(Collection entries)
══════════════════════════════

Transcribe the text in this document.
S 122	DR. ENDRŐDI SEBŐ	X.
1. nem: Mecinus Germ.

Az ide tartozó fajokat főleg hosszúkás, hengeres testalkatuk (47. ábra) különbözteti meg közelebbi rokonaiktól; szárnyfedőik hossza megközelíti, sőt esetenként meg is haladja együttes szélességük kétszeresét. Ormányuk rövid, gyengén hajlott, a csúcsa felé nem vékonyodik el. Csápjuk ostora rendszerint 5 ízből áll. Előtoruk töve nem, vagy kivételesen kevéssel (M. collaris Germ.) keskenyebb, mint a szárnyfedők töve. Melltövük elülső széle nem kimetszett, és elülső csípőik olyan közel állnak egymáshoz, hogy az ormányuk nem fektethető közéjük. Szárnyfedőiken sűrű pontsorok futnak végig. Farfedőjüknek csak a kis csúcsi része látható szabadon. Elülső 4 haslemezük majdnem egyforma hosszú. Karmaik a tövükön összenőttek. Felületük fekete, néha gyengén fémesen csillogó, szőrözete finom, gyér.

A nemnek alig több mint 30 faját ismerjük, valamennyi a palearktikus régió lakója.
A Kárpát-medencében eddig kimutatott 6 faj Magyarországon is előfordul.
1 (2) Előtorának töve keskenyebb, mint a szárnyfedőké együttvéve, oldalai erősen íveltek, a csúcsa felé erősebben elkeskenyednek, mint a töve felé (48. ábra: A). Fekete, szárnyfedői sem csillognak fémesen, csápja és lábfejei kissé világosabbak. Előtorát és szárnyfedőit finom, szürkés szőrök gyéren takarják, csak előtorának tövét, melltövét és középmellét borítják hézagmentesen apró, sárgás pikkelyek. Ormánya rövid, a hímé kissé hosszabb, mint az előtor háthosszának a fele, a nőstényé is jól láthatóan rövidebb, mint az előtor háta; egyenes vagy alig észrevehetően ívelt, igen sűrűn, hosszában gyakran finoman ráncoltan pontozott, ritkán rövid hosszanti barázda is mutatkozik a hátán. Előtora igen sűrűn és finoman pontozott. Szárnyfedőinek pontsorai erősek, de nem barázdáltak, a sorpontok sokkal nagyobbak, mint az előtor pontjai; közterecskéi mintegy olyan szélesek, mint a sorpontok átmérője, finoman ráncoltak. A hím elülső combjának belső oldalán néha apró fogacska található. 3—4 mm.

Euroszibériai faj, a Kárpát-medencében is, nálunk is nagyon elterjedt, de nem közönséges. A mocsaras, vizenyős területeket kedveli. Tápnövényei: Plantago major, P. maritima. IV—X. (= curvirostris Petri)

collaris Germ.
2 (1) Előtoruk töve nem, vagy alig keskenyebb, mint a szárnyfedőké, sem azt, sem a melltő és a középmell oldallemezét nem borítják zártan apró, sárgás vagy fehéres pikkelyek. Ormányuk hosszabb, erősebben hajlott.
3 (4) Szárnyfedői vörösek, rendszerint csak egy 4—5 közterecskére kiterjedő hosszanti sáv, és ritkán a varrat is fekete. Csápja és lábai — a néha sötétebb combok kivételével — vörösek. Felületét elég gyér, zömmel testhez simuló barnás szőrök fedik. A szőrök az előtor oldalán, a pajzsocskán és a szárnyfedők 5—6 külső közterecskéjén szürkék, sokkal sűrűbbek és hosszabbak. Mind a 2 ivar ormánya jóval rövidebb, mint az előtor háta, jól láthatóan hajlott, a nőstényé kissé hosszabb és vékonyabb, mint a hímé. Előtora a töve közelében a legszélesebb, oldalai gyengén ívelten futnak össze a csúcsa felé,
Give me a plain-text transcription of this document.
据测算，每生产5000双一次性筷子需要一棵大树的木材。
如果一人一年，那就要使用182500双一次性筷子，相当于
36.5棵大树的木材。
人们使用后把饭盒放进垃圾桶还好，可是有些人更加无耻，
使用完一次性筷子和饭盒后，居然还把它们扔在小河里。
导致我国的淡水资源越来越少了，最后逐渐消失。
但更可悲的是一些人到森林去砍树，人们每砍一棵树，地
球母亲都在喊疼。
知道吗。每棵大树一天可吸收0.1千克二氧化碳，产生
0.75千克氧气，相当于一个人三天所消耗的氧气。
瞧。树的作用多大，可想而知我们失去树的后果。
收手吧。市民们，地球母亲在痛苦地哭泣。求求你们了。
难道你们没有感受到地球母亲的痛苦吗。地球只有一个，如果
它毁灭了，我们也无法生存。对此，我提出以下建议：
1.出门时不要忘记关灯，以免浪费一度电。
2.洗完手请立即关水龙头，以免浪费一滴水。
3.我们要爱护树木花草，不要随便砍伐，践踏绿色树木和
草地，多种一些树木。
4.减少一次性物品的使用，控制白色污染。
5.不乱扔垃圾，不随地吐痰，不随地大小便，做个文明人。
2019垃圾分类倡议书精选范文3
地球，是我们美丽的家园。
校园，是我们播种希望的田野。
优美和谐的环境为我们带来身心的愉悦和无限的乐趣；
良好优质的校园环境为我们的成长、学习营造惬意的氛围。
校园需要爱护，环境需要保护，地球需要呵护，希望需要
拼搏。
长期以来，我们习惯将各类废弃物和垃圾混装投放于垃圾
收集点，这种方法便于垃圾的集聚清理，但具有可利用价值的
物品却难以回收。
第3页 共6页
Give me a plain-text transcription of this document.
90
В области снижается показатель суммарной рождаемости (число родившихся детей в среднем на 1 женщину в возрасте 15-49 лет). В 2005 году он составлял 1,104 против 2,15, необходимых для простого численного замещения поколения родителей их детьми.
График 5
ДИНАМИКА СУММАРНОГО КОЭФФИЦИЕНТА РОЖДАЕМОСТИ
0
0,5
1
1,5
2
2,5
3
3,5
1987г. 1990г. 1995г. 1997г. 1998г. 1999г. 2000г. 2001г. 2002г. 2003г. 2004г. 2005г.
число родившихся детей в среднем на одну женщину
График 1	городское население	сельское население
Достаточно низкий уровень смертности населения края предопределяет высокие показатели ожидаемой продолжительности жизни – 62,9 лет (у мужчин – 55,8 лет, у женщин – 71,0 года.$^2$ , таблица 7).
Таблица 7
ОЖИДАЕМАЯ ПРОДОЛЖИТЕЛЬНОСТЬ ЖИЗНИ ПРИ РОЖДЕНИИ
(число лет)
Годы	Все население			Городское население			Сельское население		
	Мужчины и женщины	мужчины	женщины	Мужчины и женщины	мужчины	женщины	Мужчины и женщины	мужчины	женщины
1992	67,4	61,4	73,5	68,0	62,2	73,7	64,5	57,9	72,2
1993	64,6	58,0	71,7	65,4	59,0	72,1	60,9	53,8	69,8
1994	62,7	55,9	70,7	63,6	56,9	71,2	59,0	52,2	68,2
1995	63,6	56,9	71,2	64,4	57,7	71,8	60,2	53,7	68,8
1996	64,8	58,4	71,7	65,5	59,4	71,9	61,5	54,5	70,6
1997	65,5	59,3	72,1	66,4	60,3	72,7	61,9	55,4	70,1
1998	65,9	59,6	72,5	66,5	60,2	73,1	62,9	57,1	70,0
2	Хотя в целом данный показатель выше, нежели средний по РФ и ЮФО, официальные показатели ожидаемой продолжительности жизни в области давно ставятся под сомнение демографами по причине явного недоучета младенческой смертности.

══════════════════════════════

Write out the whole listing again. Match it word for word.

Transcribe the text in this document.
S 122	DR. ENDRŐDI SEBŐ	X.
1. nem: Mecinus Germ.

Az ide tartozó fajokat főleg hosszúkás, hengeres testalkatuk (47. ábra) különbözteti meg közelebbi rokonaiktól; szárnyfedőik hossza megközelíti, sőt esetenként meg is haladja együttes szélességük kétszeresét. Ormányuk rövid, gyengén hajlott, a csúcsa felé nem vékonyodik el. Csápjuk ostora rendszerint 5 ízből áll. Előtoruk töve nem, vagy kivételesen kevéssel (M. collaris Germ.) keskenyebb, mint a szárnyfedők töve. Melltövük elülső széle nem kimetszett, és elülső csípőik olyan közel állnak egymáshoz, hogy az ormányuk nem fektethető közéjük. Szárnyfedőiken sűrű pontsorok futnak végig. Farfedőjüknek csak a kis csúcsi része látható szabadon. Elülső 4 haslemezük majdnem egyforma hosszú. Karmaik a tövükön összenőttek. Felületük fekete, néha gyengén fémesen csillogó, szőrözete finom, gyér.

A nemnek alig több mint 30 faját ismerjük, valamennyi a palearktikus régió lakója.
A Kárpát-medencében eddig kimutatott 6 faj Magyarországon is előfordul.
1 (2) Előtorának töve keskenyebb, mint a szárnyfedőké együttvéve, oldalai erősen íveltek, a csúcsa felé erősebben elkeskenyednek, mint a töve felé (48. ábra: A). Fekete, szárnyfedői sem csillognak fémesen, csápja és lábfejei kissé világosabbak. Előtorát és szárnyfedőit finom, szürkés szőrök gyéren takarják, csak előtorának tövét, melltövét és középmellét borítják hézagmentesen apró, sárgás pikkelyek. Ormánya rövid, a hímé kissé hosszabb, mint az előtor háthosszának a fele, a nőstényé is jól láthatóan rövidebb, mint az előtor háta; egyenes vagy alig észrevehetően ívelt, igen sűrűn, hosszában gyakran finoman ráncoltan pontozott, ritkán rövid hosszanti barázda is mutatkozik a hátán. Előtora igen sűrűn és finoman pontozott. Szárnyfedőinek pontsorai erősek, de nem barázdáltak, a sorpontok sokkal nagyobbak, mint az előtor pontjai; közterecskéi mintegy olyan szélesek, mint a sorpontok átmérője, finoman ráncoltak. A hím elülső combjának belső oldalán néha apró fogacska található. 3—4 mm.

Euroszibériai faj, a Kárpát-medencében is, nálunk is nagyon elterjedt, de nem közönséges. A mocsaras, vizenyős területeket kedveli. Tápnövényei: Plantago major, P. maritima. IV—X. (= curvirostris Petri)

collaris Germ.
2 (1) Előtoruk töve nem, vagy alig keskenyebb, mint a szárnyfedőké, sem azt, sem a melltő és a középmell oldallemezét nem borítják zártan apró, sárgás vagy fehéres pikkelyek. Ormányuk hosszabb, erősebben hajlott.
3 (4) Szárnyfedői vörösek, rendszerint csak egy 4—5 közterecskére kiterjedő hosszanti sáv, és ritkán a varrat is fekete. Csápja és lábai — a néha sötétebb combok kivételével — vörösek. Felületét elég gyér, zömmel testhez simuló barnás szőrök fedik. A szőrök az előtor oldalán, a pajzsocskán és a szárnyfedők 5—6 külső közterecskéjén szürkék, sokkal sűrűbbek és hosszabbak. Mind a 2 ivar ormánya jóval rövidebb, mint az előtor háta, jól láthatóan hajlott, a nőstényé kissé hosszabb és vékonyabb, mint a hímé. Előtora a töve közelében a legszélesebb, oldalai gyengén ívelten futnak össze a csúcsa felé,
Give me a plain-text transcription of this document.
据测算，每生产5000双一次性筷子需要一棵大树的木材。
如果一人一年，那就要使用182500双一次性筷子，相当于
36.5棵大树的木材。
人们使用后把饭盒放进垃圾桶还好，可是有些人更加无耻，
使用完一次性筷子和饭盒后，居然还把它们扔在小河里。
导致我国的淡水资源越来越少了，最后逐渐消失。
但更可悲的是一些人到森林去砍树，人们每砍一棵树，地
球母亲都在喊疼。
知道吗。每棵大树一天可吸收0.1千克二氧化碳，产生
0.75千克氧气，相当于一个人三天所消耗的氧气。
瞧。树的作用多大，可想而知我们失去树的后果。
收手吧。市民们，地球母亲在痛苦地哭泣。求求你们了。
难道你们没有感受到地球母亲的痛苦吗。地球只有一个，如果
它毁灭了，我们也无法生存。对此，我提出以下建议：
1.出门时不要忘记关灯，以免浪费一度电。
2.洗完手请立即关水龙头，以免浪费一滴水。
3.我们要爱护树木花草，不要随便砍伐，践踏绿色树木和
草地，多种一些树木。
4.减少一次性物品的使用，控制白色污染。
5.不乱扔垃圾，不随地吐痰，不随地大小便，做个文明人。
2019垃圾分类倡议书精选范文3
地球，是我们美丽的家园。
校园，是我们播种希望的田野。
优美和谐的环境为我们带来身心的愉悦和无限的乐趣；
良好优质的校园环境为我们的成长、学习营造惬意的氛围。
校园需要爱护，环境需要保护，地球需要呵护，希望需要
拼搏。
长期以来，我们习惯将各类废弃物和垃圾混装投放于垃圾
收集点，这种方法便于垃圾的集聚清理，但具有可利用价值的
物品却难以回收。
第3页 共6页
Give me a plain-text transcription of this document.
90
В области снижается показатель суммарной рождаемости (число родившихся детей в среднем на 1 женщину в возрасте 15-49 лет). В 2005 году он составлял 1,104 против 2,15, необходимых для простого численного замещения поколения родителей их детьми.
График 5
ДИНАМИКА СУММАРНОГО КОЭФФИЦИЕНТА РОЖДАЕМОСТИ
0
0,5
1
1,5
2
2,5
3
3,5
1987г. 1990г. 1995г. 1997г. 1998г. 1999г. 2000г. 2001г. 2002г. 2003г. 2004г. 2005г.
число родившихся детей в среднем на одну женщину
График 1	городское население	сельское население
Достаточно низкий уровень смертности населения края предопределяет высокие показатели ожидаемой продолжительности жизни – 62,9 лет (у мужчин – 55,8 лет, у женщин – 71,0 года.$^2$ , таблица 7).
Таблица 7
ОЖИДАЕМАЯ ПРОДОЛЖИТЕЛЬНОСТЬ ЖИЗНИ ПРИ РОЖДЕНИИ
(число лет)
Годы	Все население			Городское население			Сельское население		
	Мужчины и женщины	мужчины	женщины	Мужчины и женщины	мужчины	женщины	Мужчины и женщины	мужчины	женщины
1992	67,4	61,4	73,5	68,0	62,2	73,7	64,5	57,9	72,2
1993	64,6	58,0	71,7	65,4	59,0	72,1	60,9	53,8	69,8
1994	62,7	55,9	70,7	63,6	56,9	71,2	59,0	52,2	68,2
1995	63,6	56,9	71,2	64,4	57,7	71,8	60,2	53,7	68,8
1996	64,8	58,4	71,7	65,5	59,4	71,9	61,5	54,5	70,6
1997	65,5	59,3	72,1	66,4	60,3	72,7	61,9	55,4	70,1
1998	65,9	59,6	72,5	66,5	60,2	73,1	62,9	57,1	70,0
2	Хотя в целом данный показатель выше, нежели средний по РФ и ЮФО, официальные показатели ожидаемой продолжительности жизни в области давно ставятся под сомнение демографами по причине явного недоучета младенческой смертности.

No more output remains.